## Work required
Each of the entries should be retyped precisely as it appears.
---- Data provided
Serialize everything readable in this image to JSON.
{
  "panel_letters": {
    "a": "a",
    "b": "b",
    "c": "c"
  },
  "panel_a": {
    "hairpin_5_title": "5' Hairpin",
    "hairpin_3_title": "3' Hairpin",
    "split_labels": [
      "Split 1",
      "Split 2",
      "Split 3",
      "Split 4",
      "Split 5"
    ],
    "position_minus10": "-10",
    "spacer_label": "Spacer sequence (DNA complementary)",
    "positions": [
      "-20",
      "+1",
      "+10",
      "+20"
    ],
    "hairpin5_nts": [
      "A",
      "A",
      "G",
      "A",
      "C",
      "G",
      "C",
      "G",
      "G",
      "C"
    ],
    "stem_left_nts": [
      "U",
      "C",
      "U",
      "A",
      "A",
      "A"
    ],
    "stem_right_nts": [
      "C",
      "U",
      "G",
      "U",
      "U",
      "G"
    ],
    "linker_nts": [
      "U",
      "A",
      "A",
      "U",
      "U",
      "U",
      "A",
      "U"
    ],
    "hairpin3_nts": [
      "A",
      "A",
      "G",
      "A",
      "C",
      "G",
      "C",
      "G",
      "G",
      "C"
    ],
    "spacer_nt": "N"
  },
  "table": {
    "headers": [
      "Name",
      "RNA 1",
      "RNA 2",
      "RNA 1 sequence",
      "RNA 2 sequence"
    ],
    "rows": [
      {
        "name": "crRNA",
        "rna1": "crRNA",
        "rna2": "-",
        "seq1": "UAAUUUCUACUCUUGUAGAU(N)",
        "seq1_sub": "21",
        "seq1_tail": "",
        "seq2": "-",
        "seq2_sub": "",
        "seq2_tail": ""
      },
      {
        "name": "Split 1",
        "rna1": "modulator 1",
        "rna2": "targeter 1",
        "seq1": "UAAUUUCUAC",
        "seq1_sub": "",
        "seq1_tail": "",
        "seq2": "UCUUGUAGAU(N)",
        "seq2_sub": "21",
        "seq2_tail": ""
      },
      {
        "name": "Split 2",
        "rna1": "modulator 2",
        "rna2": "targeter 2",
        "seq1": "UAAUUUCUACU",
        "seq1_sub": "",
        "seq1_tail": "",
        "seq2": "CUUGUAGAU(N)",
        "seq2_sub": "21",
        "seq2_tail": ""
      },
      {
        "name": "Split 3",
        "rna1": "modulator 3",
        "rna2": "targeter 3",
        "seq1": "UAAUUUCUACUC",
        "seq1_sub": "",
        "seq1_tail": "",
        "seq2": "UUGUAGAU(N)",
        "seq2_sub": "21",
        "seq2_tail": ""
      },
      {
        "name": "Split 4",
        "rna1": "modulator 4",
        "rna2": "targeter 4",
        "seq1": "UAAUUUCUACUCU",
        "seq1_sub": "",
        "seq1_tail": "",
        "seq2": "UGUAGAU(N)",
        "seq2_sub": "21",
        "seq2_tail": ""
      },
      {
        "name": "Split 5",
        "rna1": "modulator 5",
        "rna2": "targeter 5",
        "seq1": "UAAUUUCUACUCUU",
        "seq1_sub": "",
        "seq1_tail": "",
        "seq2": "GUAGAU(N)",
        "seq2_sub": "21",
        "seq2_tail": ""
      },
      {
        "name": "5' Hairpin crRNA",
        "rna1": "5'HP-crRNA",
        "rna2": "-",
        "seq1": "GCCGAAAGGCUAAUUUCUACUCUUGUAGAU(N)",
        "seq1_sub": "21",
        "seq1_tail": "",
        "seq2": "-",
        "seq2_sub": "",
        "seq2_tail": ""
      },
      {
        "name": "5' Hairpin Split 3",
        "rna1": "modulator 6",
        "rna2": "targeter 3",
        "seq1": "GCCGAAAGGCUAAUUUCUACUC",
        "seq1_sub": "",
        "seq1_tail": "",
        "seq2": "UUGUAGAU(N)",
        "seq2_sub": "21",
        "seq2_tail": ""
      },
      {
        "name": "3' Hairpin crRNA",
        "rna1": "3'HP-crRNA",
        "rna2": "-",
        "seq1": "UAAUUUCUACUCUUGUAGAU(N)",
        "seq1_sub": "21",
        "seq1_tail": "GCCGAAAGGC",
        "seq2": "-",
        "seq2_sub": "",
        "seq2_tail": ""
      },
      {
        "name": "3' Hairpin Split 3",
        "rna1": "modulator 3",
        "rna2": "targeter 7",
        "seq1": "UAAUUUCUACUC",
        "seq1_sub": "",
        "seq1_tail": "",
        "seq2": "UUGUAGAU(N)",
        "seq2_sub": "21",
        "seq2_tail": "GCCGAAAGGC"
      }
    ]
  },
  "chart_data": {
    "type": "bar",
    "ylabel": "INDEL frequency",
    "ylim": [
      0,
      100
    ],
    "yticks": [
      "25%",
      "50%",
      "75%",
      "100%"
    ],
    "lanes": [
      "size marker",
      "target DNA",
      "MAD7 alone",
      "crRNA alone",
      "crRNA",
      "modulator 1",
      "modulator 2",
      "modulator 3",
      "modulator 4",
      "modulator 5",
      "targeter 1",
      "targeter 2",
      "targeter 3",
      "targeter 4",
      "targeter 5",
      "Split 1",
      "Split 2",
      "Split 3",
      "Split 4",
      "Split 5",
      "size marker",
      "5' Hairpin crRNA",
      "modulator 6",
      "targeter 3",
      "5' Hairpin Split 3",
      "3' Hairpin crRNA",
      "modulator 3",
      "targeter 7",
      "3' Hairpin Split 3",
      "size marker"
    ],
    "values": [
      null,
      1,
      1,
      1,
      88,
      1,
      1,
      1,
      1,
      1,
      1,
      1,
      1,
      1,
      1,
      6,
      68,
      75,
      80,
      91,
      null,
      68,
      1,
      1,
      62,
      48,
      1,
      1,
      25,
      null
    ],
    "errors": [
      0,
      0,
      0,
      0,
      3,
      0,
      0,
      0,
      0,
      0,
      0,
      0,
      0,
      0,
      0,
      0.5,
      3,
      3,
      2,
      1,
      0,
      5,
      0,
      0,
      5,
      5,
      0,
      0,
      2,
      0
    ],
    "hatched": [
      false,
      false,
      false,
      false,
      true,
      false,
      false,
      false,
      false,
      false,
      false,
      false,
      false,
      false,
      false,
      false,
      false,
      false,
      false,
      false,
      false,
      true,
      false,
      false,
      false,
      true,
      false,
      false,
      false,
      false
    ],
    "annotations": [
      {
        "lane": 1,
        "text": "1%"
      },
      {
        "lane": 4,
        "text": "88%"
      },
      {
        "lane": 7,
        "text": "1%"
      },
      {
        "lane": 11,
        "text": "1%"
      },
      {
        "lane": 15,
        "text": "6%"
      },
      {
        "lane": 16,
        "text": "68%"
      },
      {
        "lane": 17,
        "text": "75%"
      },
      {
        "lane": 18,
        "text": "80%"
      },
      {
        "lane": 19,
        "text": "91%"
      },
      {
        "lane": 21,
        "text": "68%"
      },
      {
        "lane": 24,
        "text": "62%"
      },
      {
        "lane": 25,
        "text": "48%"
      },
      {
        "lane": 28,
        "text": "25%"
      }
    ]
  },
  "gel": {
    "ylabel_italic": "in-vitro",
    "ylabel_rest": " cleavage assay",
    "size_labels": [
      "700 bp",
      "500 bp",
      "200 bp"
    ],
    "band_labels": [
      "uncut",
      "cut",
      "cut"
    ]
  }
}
--------
## Solution below
Serialize everything readable in this image to JSON.
{
  "panel_letters": {
    "a": "a",
    "b": "b",
    "c": "c"
  },
  "panel_a": {
    "hairpin_5_title": "5' Hairpin",
    "hairpin_3_title": "3' Hairpin",
    "split_labels": [
      "Split 1",
      "Split 2",
      "Split 3",
      "Split 4",
      "Split 5"
    ],
    "position_minus10": "-10",
    "spacer_label": "Spacer sequence (DNA complementary)",
    "positions": [
      "-20",
      "+1",
      "+10",
      "+20"
    ],
    "hairpin5_nts": [
      "A",
      "A",
      "G",
      "A",
      "C",
      "G",
      "C",
      "G",
      "G",
      "C"
    ],
    "stem_left_nts": [
      "U",
      "C",
      "U",
      "A",
      "A",
      "A"
    ],
    "stem_right_nts": [
      "C",
      "U",
      "G",
      "U",
      "U",
      "G"
    ],
    "linker_nts": [
      "U",
      "A",
      "A",
      "U",
      "U",
      "U",
      "A",
      "U"
    ],
    "hairpin3_nts": [
      "A",
      "A",
      "G",
      "A",
      "C",
      "G",
      "C",
      "G",
      "G",
      "C"
    ],
    "spacer_nt": "N"
  },
  "table": {
    "headers": [
      "Name",
      "RNA 1",
      "RNA 2",
      "RNA 1 sequence",
      "RNA 2 sequence"
    ],
    "rows": [
      {
        "name": "crRNA",
        "rna1": "crRNA",
        "rna2": "-",
        "seq1": "UAAUUUCUACUCUUGUAGAU(N)",
        "seq1_sub": "21",
        "seq1_tail": "",
        "seq2": "-",
        "seq2_sub": "",
        "seq2_tail": ""
      },
      {
        "name": "Split 1",
        "rna1": "modulator 1",
        "rna2": "targeter 1",
        "seq1": "UAAUUUCUAC",
        "seq1_sub": "",
        "seq1_tail": "",
        "seq2": "UCUUGUAGAU(N)",
        "seq2_sub": "21",
        "seq2_tail": ""
      },
      {
        "name": "Split 2",
        "rna1": "modulator 2",
        "rna2": "targeter 2",
        "seq1": "UAAUUUCUACU",
        "seq1_sub": "",
        "seq1_tail": "",
        "seq2": "CUUGUAGAU(N)",
        "seq2_sub": "21",
        "seq2_tail": ""
      },
      {
        "name": "Split 3",
        "rna1": "modulator 3",
        "rna2": "targeter 3",
        "seq1": "UAAUUUCUACUC",
        "seq1_sub": "",
        "seq1_tail": "",
        "seq2": "UUGUAGAU(N)",
        "seq2_sub": "21",
        "seq2_tail": ""
      },
      {
        "name": "Split 4",
        "rna1": "modulator 4",
        "rna2": "targeter 4",
        "seq1": "UAAUUUCUACUCU",
        "seq1_sub": "",
        "seq1_tail": "",
        "seq2": "UGUAGAU(N)",
        "seq2_sub": "21",
        "seq2_tail": ""
      },
      {
        "name": "Split 5",
        "rna1": "modulator 5",
        "rna2": "targeter 5",
        "seq1": "UAAUUUCUACUCUU",
        "seq1_sub": "",
        "seq1_tail": "",
        "seq2": "GUAGAU(N)",
        "seq2_sub": "21",
        "seq2_tail": ""
      },
      {
        "name": "5' Hairpin crRNA",
        "rna1": "5'HP-crRNA",
        "rna2": "-",
        "seq1": "GCCGAAAGGCUAAUUUCUACUCUUGUAGAU(N)",
        "seq1_sub": "21",
        "seq1_tail": "",
        "seq2": "-",
        "seq2_sub": "",
        "seq2_tail": ""
      },
      {
        "name": "5' Hairpin Split 3",
        "rna1": "modulator 6",
        "rna2": "targeter 3",
        "seq1": "GCCGAAAGGCUAAUUUCUACUC",
        "seq1_sub": "",
        "seq1_tail": "",
        "seq2": "UUGUAGAU(N)",
        "seq2_sub": "21",
        "seq2_tail": ""
      },
      {
        "name": "3' Hairpin crRNA",
        "rna1": "3'HP-crRNA",
        "rna2": "-",
        "seq1": "UAAUUUCUACUCUUGUAGAU(N)",
        "seq1_sub": "21",
        "seq1_tail": "GCCGAAAGGC",
        "seq2": "-",
        "seq2_sub": "",
        "seq2_tail": ""
      },
      {
        "name": "3' Hairpin Split 3",
        "rna1": "modulator 3",
        "rna2": "targeter 7",
        "seq1": "UAAUUUCUACUC",
        "seq1_sub": "",
        "seq1_tail": "",
        "seq2": "UUGUAGAU(N)",
        "seq2_sub": "21",
        "seq2_tail": "GCCGAAAGGC"
      }
    ]
  },
  "chart_data": {
    "type": "bar",
    "ylabel": "INDEL frequency",
    "ylim": [
      0,
      100
    ],
    "yticks": [
      "25%",
      "50%",
      "75%",
      "100%"
    ],
    "lanes": [
      "size marker",
      "target DNA",
      "MAD7 alone",
      "crRNA alone",
      "crRNA",
      "modulator 1",
      "modulator 2",
      "modulator 3",
      "modulator 4",
      "modulator 5",
      "targeter 1",
      "targeter 2",
      "targeter 3",
      "targeter 4",
      "targeter 5",
      "Split 1",
      "Split 2",
      "Split 3",
      "Split 4",
      "Split 5",
      "size marker",
      "5' Hairpin crRNA",
      "modulator 6",
      "targeter 3",
      "5' Hairpin Split 3",
      "3' Hairpin crRNA",
      "modulator 3",
      "targeter 7",
      "3' Hairpin Split 3",
      "size marker"
    ],
    "values": [
      null,
      1,
      1,
      1,
      88,
      1,
      1,
      1,
      1,
      1,
      1,
      1,
      1,
      1,
      1,
      6,
      68,
      75,
      80,
      91,
      null,
      68,
      1,
      1,
      62,
      48,
      1,
      1,
      25,
      null
    ],
    "errors": [
      0,
      0,
      0,
      0,
      3,
      0,
      0,
      0,
      0,
      0,
      0,
      0,
      0,
      0,
      0,
      0.5,
      3,
      3,
      2,
      1,
      0,
      5,
      0,
      0,
      5,
      5,
      0,
      0,
      2,
      0
    ],
    "hatched": [
      false,
      false,
      false,
      false,
      true,
      false,
      false,
      false,
      false,
      false,
      false,
      false,
      false,
      false,
      false,
      false,
      false,
      false,
      false,
      false,
      false,
      true,
      false,
      false,
      false,
      true,
      false,
      false,
      false,
      false
    ],
    "annotations": [
      {
        "lane": 1,
        "text": "1%"
      },
      {
        "lane": 4,
        "text": "88%"
      },
      {
        "lane": 7,
        "text": "1%"
      },
      {
        "lane": 11,
        "text": "1%"
      },
      {
        "lane": 15,
        "text": "6%"
      },
      {
        "lane": 16,
        "text": "68%"
      },
      {
        "lane": 17,
        "text": "75%"
      },
      {
        "lane": 18,
        "text": "80%"
      },
      {
        "lane": 19,
        "text": "91%"
      },
      {
        "lane": 21,
        "text": "68%"
      },
      {
        "lane": 24,
        "text": "62%"
      },
      {
        "lane": 25,
        "text": "48%"
      },
      {
        "lane": 28,
        "text": "25%"
      }
    ]
  },
  "gel": {
    "ylabel_italic": "in-vitro",
    "ylabel_rest": " cleavage assay",
    "size_labels": [
      "700 bp",
      "500 bp",
      "200 bp"
    ],
    "band_labels": [
      "uncut",
      "cut",
      "cut"
    ]
  }
}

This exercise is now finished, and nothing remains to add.